TO DO: Provide the data again in its entirety, exactly as given.

(Dataset listings of figures)
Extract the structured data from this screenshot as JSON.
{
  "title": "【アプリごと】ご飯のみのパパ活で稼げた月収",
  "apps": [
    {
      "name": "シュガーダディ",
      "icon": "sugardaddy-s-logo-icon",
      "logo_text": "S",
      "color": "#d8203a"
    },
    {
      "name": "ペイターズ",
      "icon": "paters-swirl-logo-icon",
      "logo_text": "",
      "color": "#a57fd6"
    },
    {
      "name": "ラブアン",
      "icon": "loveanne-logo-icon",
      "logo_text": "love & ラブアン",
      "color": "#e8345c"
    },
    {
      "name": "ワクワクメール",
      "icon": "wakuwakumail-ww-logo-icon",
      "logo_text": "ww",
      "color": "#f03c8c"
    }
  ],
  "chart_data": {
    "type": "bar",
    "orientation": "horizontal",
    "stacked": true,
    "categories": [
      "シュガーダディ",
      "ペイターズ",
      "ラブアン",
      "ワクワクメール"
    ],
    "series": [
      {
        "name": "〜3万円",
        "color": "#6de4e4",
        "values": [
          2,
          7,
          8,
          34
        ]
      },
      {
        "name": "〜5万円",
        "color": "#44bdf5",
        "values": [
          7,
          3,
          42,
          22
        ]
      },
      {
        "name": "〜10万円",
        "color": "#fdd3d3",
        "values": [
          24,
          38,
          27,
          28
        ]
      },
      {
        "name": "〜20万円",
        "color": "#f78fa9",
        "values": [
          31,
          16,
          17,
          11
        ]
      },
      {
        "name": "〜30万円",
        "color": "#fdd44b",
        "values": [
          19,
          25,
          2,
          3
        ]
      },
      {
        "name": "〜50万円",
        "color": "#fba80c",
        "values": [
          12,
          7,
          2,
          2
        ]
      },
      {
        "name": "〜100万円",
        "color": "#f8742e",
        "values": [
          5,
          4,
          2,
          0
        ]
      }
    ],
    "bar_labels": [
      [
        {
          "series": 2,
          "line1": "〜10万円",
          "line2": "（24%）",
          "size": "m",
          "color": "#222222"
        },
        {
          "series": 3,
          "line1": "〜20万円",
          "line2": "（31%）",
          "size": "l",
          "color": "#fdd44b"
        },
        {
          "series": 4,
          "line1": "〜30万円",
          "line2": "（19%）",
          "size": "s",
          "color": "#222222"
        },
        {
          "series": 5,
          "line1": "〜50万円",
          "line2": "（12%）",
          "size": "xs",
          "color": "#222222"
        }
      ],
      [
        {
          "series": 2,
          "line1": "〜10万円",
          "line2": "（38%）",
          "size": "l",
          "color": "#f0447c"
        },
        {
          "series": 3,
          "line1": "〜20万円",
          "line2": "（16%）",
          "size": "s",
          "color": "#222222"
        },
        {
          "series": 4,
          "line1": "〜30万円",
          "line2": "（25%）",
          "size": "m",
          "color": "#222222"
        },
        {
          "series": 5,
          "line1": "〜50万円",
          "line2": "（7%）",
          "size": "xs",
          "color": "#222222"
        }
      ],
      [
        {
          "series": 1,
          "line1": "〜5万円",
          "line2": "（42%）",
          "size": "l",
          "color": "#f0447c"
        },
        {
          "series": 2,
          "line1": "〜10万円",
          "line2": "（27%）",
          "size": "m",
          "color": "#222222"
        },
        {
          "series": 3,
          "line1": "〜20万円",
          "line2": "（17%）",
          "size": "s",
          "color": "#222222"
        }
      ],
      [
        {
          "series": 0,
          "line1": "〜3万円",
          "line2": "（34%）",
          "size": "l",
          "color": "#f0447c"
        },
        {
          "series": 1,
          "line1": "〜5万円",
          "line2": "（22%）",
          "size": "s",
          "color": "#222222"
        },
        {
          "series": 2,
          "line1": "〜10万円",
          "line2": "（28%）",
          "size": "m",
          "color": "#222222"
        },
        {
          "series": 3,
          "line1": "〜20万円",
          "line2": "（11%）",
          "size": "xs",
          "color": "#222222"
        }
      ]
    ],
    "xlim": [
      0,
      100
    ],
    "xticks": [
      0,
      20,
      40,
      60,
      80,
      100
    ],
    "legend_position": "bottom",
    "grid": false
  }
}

RESULT BELOW:
Extract the structured data from this screenshot as JSON.
{
  "title": "【アプリごと】ご飯のみのパパ活で稼げた月収",
  "apps": [
    {
      "name": "シュガーダディ",
      "icon": "sugardaddy-s-logo-icon",
      "logo_text": "S",
      "color": "#d8203a"
    },
    {
      "name": "ペイターズ",
      "icon": "paters-swirl-logo-icon",
      "logo_text": "",
      "color": "#a57fd6"
    },
    {
      "name": "ラブアン",
      "icon": "loveanne-logo-icon",
      "logo_text": "love & ラブアン",
      "color": "#e8345c"
    },
    {
      "name": "ワクワクメール",
      "icon": "wakuwakumail-ww-logo-icon",
      "logo_text": "ww",
      "color": "#f03c8c"
    }
  ],
  "chart_data": {
    "type": "bar",
    "orientation": "horizontal",
    "stacked": true,
    "categories": [
      "シュガーダディ",
      "ペイターズ",
      "ラブアン",
      "ワクワクメール"
    ],
    "series": [
      {
        "name": "〜3万円",
        "color": "#6de4e4",
        "values": [
          2,
          7,
          8,
          34
        ]
      },
      {
        "name": "〜5万円",
        "color": "#44bdf5",
        "values": [
          7,
          3,
          42,
          22
        ]
      },
      {
        "name": "〜10万円",
        "color": "#fdd3d3",
        "values": [
          24,
          38,
          27,
          28
        ]
      },
      {
        "name": "〜20万円",
        "color": "#f78fa9",
        "values": [
          31,
          16,
          17,
          11
        ]
      },
      {
        "name": "〜30万円",
        "color": "#fdd44b",
        "values": [
          19,
          25,
          2,
          3
        ]
      },
      {
        "name": "〜50万円",
        "color": "#fba80c",
        "values": [
          12,
          7,
          2,
          2
        ]
      },
      {
        "name": "〜100万円",
        "color": "#f8742e",
        "values": [
          5,
          4,
          2,
          0
        ]
      }
    ],
    "bar_labels": [
      [
        {
          "series": 2,
          "line1": "〜10万円",
          "line2": "（24%）",
          "size": "m",
          "color": "#222222"
        },
        {
          "series": 3,
          "line1": "〜20万円",
          "line2": "（31%）",
          "size": "l",
          "color": "#fdd44b"
        },
        {
          "series": 4,
          "line1": "〜30万円",
          "line2": "（19%）",
          "size": "s",
          "color": "#222222"
        },
        {
          "series": 5,
          "line1": "〜50万円",
          "line2": "（12%）",
          "size": "xs",
          "color": "#222222"
        }
      ],
      [
        {
          "series": 2,
          "line1": "〜10万円",
          "line2": "（38%）",
          "size": "l",
          "color": "#f0447c"
        },
        {
          "series": 3,
          "line1": "〜20万円",
          "line2": "（16%）",
          "size": "s",
          "color": "#222222"
        },
        {
          "series": 4,
          "line1": "〜30万円",
          "line2": "（25%）",
          "size": "m",
          "color": "#222222"
        },
        {
          "series": 5,
          "line1": "〜50万円",
          "line2": "（7%）",
          "size": "xs",
          "color": "#222222"
        }
      ],
      [
        {
          "series": 1,
          "line1": "〜5万円",
          "line2": "（42%）",
          "size": "l",
          "color": "#f0447c"
        },
        {
          "series": 2,
          "line1": "〜10万円",
          "line2": "（27%）",
          "size": "m",
          "color": "#222222"
        },
        {
          "series": 3,
          "line1": "〜20万円",
          "line2": "（17%）",
          "size": "s",
          "color": "#222222"
        }
      ],
      [
        {
          "series": 0,
          "line1": "〜3万円",
          "line2": "（34%）",
          "size": "l",
          "color": "#f0447c"
        },
        {
          "series": 1,
          "line1": "〜5万円",
          "line2": "（22%）",
          "size": "s",
          "color": "#222222"
        },
        {
          "series": 2,
          "line1": "〜10万円",
          "line2": "（28%）",
          "size": "m",
          "color": "#222222"
        },
        {
          "series": 3,
          "line1": "〜20万円",
          "line2": "（11%）",
          "size": "xs",
          "color": "#222222"
        }
      ]
    ],
    "xlim": [
      0,
      100
    ],
    "xticks": [
      0,
      20,
      40,
      60,
      80,
      100
    ],
    "legend_position": "bottom",
    "grid": false
  }
}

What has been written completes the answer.